■ Set task ■
Examine the material below. Gather every line in which the string "ABBY" appears.

Collection entries
##############################
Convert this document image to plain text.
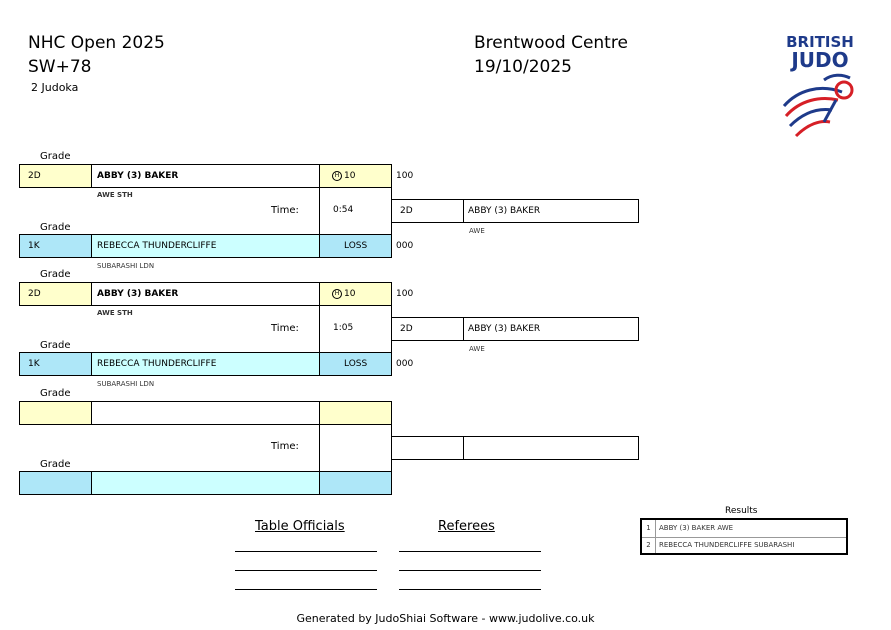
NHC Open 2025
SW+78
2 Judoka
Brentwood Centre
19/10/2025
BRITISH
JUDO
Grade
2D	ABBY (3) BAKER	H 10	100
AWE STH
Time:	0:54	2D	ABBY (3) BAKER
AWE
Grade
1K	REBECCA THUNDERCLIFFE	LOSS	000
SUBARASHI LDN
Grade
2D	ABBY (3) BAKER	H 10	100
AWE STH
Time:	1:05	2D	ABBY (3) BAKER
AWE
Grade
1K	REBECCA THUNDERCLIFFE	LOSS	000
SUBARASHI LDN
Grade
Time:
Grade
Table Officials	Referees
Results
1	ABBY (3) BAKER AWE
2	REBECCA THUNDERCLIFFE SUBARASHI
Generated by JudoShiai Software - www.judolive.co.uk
##############################
■ Solution to the exercise ■
2D	ABBY (3) BAKER	H 10	100
Time:	0:54	2D	ABBY (3) BAKER
2D	ABBY (3) BAKER	H 10	100
Time:	1:05	2D	ABBY (3) BAKER
1	ABBY (3) BAKER AWE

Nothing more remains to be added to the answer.